> **Stated goal**
Copy every line of the listing that holds the string "Grant".

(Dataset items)
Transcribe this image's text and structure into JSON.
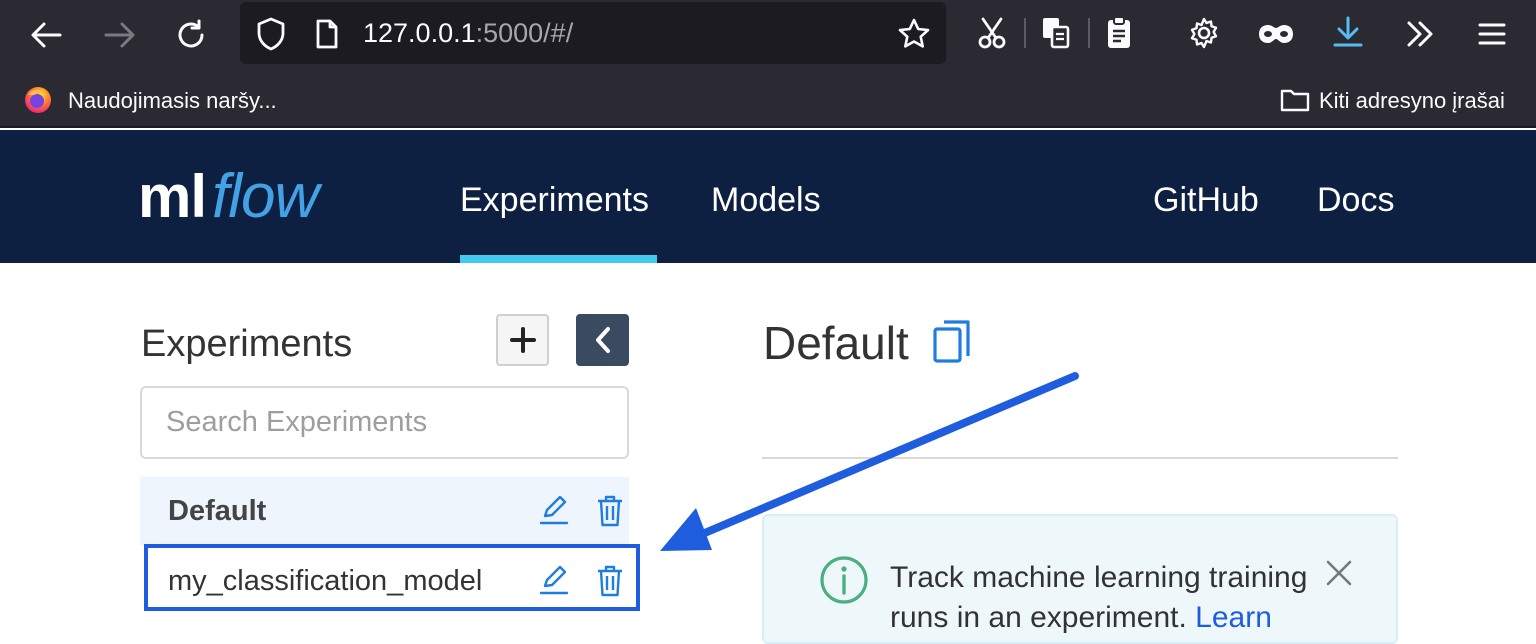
{
  "browser": {
    "url_host": "127.0.0.1",
    "url_rest": ":5000/#/",
    "bookmark_left": "Naudojimasis naršy...",
    "bookmark_right": "Kiti adresyno įrašai"
  },
  "header": {
    "logo_left": "ml",
    "logo_right": "flow",
    "nav": {
      "experiments": "Experiments",
      "models": "Models",
      "github": "GitHub",
      "docs": "Docs"
    }
  },
  "sidebar": {
    "title": "Experiments",
    "search_placeholder": "Search Experiments",
    "experiments": [
      {
        "name": "Default"
      },
      {
        "name": "my_classification_model"
      }
    ]
  },
  "main": {
    "title": "Default",
    "info_text": "Track machine learning training runs in an experiment.",
    "info_link": "Learn"
  },
  "colors": {
    "header_bg": "#0e2041",
    "accent": "#43c9ed",
    "link_blue": "#1f5ddf",
    "info_green": "#4caf82"
  }
}
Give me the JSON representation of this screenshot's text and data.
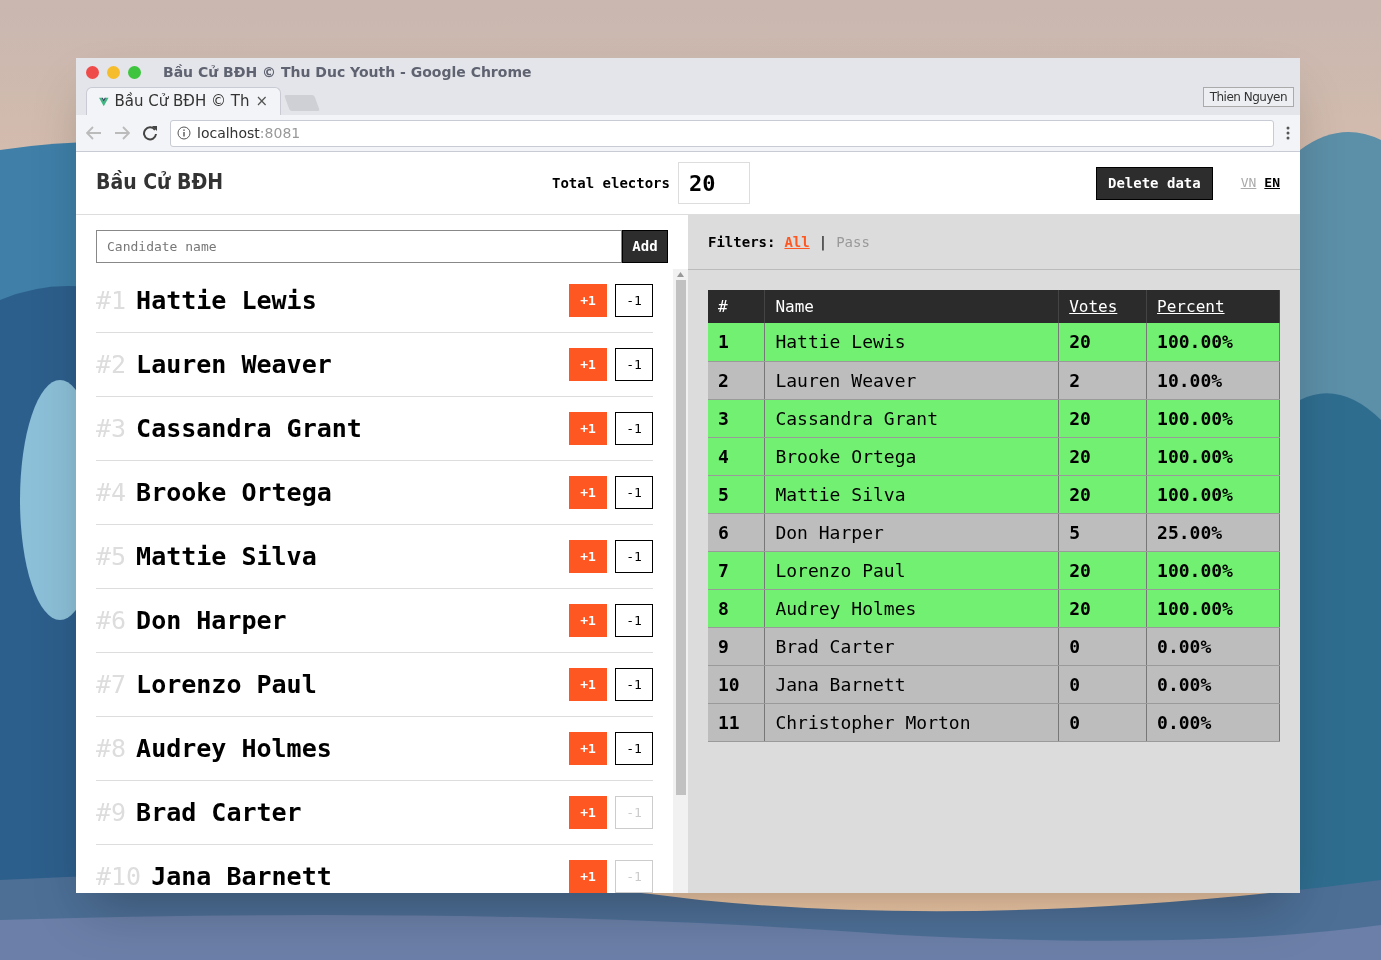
{
  "window": {
    "title": "Bầu Cử BĐH © Thu Duc Youth - Google Chrome",
    "profile": "Thien Nguyen"
  },
  "tabs": [
    {
      "label": "Bầu Cử BĐH © Th",
      "close": "×",
      "selected": true
    }
  ],
  "address_bar": {
    "host": "localhost",
    "port": ":8081"
  },
  "header": {
    "title": "Bầu Cử BĐH",
    "electors_label": "Total electors",
    "electors_value": "20",
    "delete_button": "Delete data",
    "languages": [
      {
        "label": "VN",
        "selected": false
      },
      {
        "label": "EN",
        "selected": true
      }
    ]
  },
  "candidate_form": {
    "placeholder": "Candidate name",
    "add_button": "Add"
  },
  "candidates": [
    {
      "number": "#1",
      "name": "Hattie Lewis",
      "plus": "+1",
      "minus": "-1",
      "minus_disabled": false
    },
    {
      "number": "#2",
      "name": "Lauren Weaver",
      "plus": "+1",
      "minus": "-1",
      "minus_disabled": false
    },
    {
      "number": "#3",
      "name": "Cassandra Grant",
      "plus": "+1",
      "minus": "-1",
      "minus_disabled": false
    },
    {
      "number": "#4",
      "name": "Brooke Ortega",
      "plus": "+1",
      "minus": "-1",
      "minus_disabled": false
    },
    {
      "number": "#5",
      "name": "Mattie Silva",
      "plus": "+1",
      "minus": "-1",
      "minus_disabled": false
    },
    {
      "number": "#6",
      "name": "Don Harper",
      "plus": "+1",
      "minus": "-1",
      "minus_disabled": false
    },
    {
      "number": "#7",
      "name": "Lorenzo Paul",
      "plus": "+1",
      "minus": "-1",
      "minus_disabled": false
    },
    {
      "number": "#8",
      "name": "Audrey Holmes",
      "plus": "+1",
      "minus": "-1",
      "minus_disabled": false
    },
    {
      "number": "#9",
      "name": "Brad Carter",
      "plus": "+1",
      "minus": "-1",
      "minus_disabled": true
    },
    {
      "number": "#10",
      "name": "Jana Barnett",
      "plus": "+1",
      "minus": "-1",
      "minus_disabled": true
    }
  ],
  "filters": {
    "label": "Filters:",
    "separator": "|",
    "options": [
      {
        "label": "All",
        "selected": true
      },
      {
        "label": "Pass",
        "selected": false
      }
    ]
  },
  "results": {
    "columns": [
      {
        "label": "#",
        "sortable": false
      },
      {
        "label": "Name",
        "sortable": false
      },
      {
        "label": "Votes",
        "sortable": true
      },
      {
        "label": "Percent",
        "sortable": true
      }
    ],
    "rows": [
      {
        "rank": "1",
        "name": "Hattie Lewis",
        "votes": "20",
        "percent": "100.00%",
        "pass": true
      },
      {
        "rank": "2",
        "name": "Lauren Weaver",
        "votes": "2",
        "percent": "10.00%",
        "pass": false
      },
      {
        "rank": "3",
        "name": "Cassandra Grant",
        "votes": "20",
        "percent": "100.00%",
        "pass": true
      },
      {
        "rank": "4",
        "name": "Brooke Ortega",
        "votes": "20",
        "percent": "100.00%",
        "pass": true
      },
      {
        "rank": "5",
        "name": "Mattie Silva",
        "votes": "20",
        "percent": "100.00%",
        "pass": true
      },
      {
        "rank": "6",
        "name": "Don Harper",
        "votes": "5",
        "percent": "25.00%",
        "pass": false
      },
      {
        "rank": "7",
        "name": "Lorenzo Paul",
        "votes": "20",
        "percent": "100.00%",
        "pass": true
      },
      {
        "rank": "8",
        "name": "Audrey Holmes",
        "votes": "20",
        "percent": "100.00%",
        "pass": true
      },
      {
        "rank": "9",
        "name": "Brad Carter",
        "votes": "0",
        "percent": "0.00%",
        "pass": false
      },
      {
        "rank": "10",
        "name": "Jana Barnett",
        "votes": "0",
        "percent": "0.00%",
        "pass": false
      },
      {
        "rank": "11",
        "name": "Christopher Morton",
        "votes": "0",
        "percent": "0.00%",
        "pass": false
      }
    ]
  }
}
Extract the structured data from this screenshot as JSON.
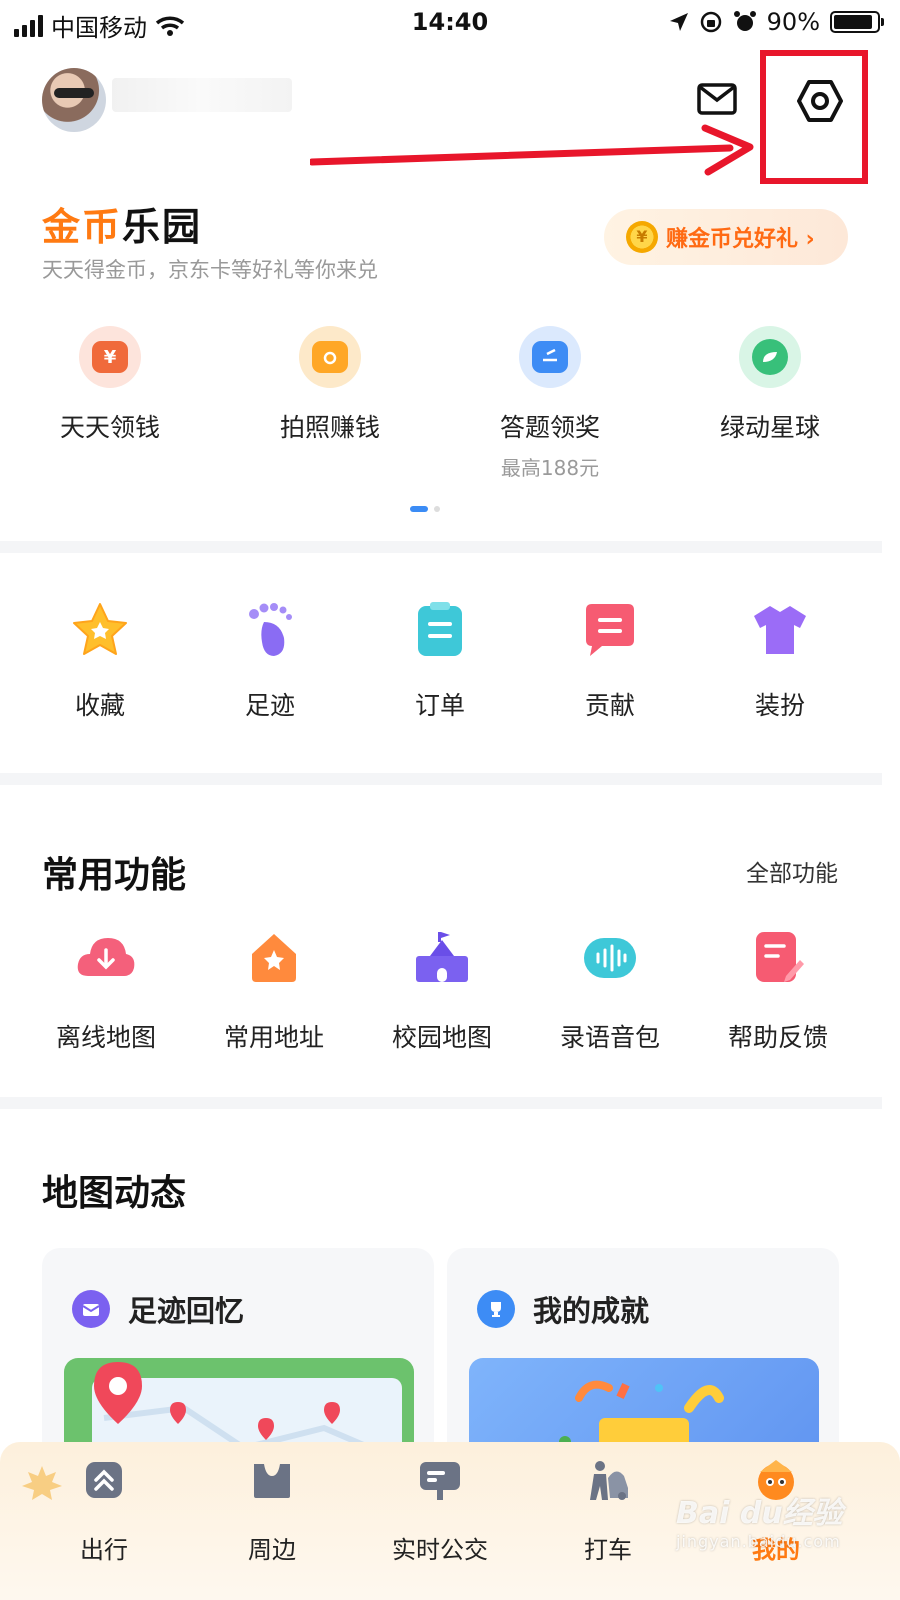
{
  "status_bar": {
    "carrier": "中国移动",
    "time": "14:40",
    "battery": "90%",
    "battery_level": 0.9
  },
  "header": {
    "mail_icon": "mail-icon",
    "settings_icon": "gear-icon"
  },
  "annotation": {
    "highlight_color": "#e8162b"
  },
  "coin_park": {
    "title_part1": "金币",
    "title_part2": "乐园",
    "subtitle": "天天得金币，京东卡等好礼等你来兑",
    "button_label": "赚金币兑好礼 ›",
    "coin_symbol": "¥",
    "items": [
      {
        "label": "天天领钱",
        "sub": ""
      },
      {
        "label": "拍照赚钱",
        "sub": ""
      },
      {
        "label": "答题领奖",
        "sub": "最高188元"
      },
      {
        "label": "绿动星球",
        "sub": ""
      }
    ]
  },
  "quick": {
    "items": [
      {
        "label": "收藏"
      },
      {
        "label": "足迹"
      },
      {
        "label": "订单"
      },
      {
        "label": "贡献"
      },
      {
        "label": "装扮"
      }
    ]
  },
  "common": {
    "title": "常用功能",
    "all_label": "全部功能",
    "items": [
      {
        "label": "离线地图"
      },
      {
        "label": "常用地址"
      },
      {
        "label": "校园地图"
      },
      {
        "label": "录语音包"
      },
      {
        "label": "帮助反馈"
      }
    ]
  },
  "map_feed": {
    "title": "地图动态",
    "cards": [
      {
        "title": "足迹回忆"
      },
      {
        "title": "我的成就"
      }
    ]
  },
  "tabbar": {
    "tabs": [
      {
        "label": "出行"
      },
      {
        "label": "周边"
      },
      {
        "label": "实时公交"
      },
      {
        "label": "打车"
      },
      {
        "label": "我的"
      }
    ]
  },
  "watermark": {
    "line1": "Bai du经验",
    "line2": "jingyan.baidu.com"
  }
}
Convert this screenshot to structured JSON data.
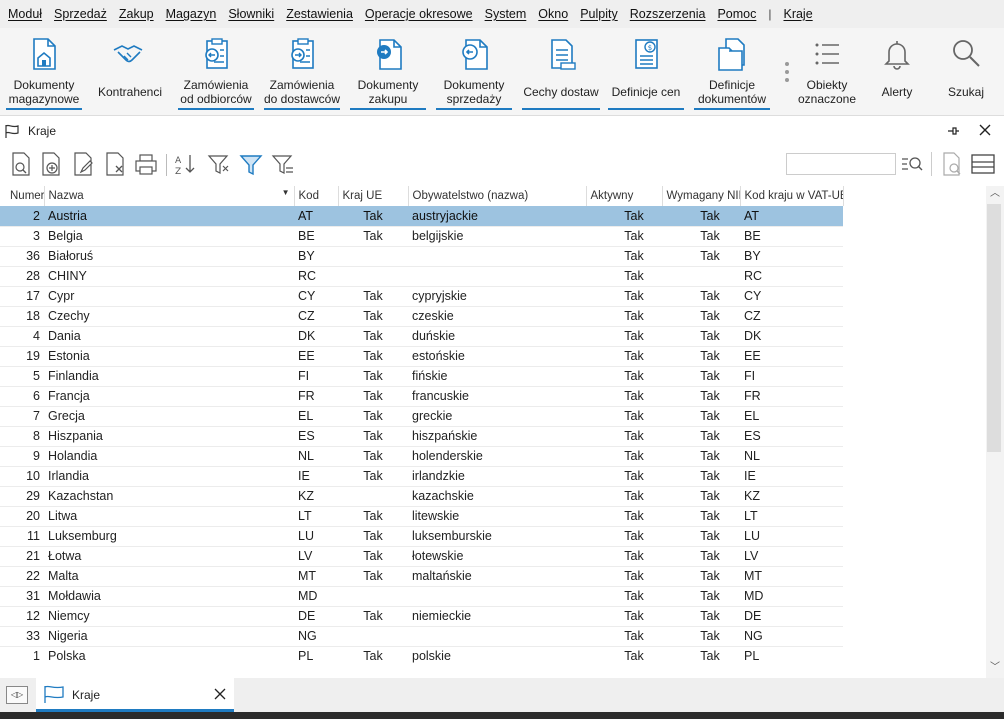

> **Output for this task**
      "name": "Cassandra Grant",
        "name": "Cassandra Grant",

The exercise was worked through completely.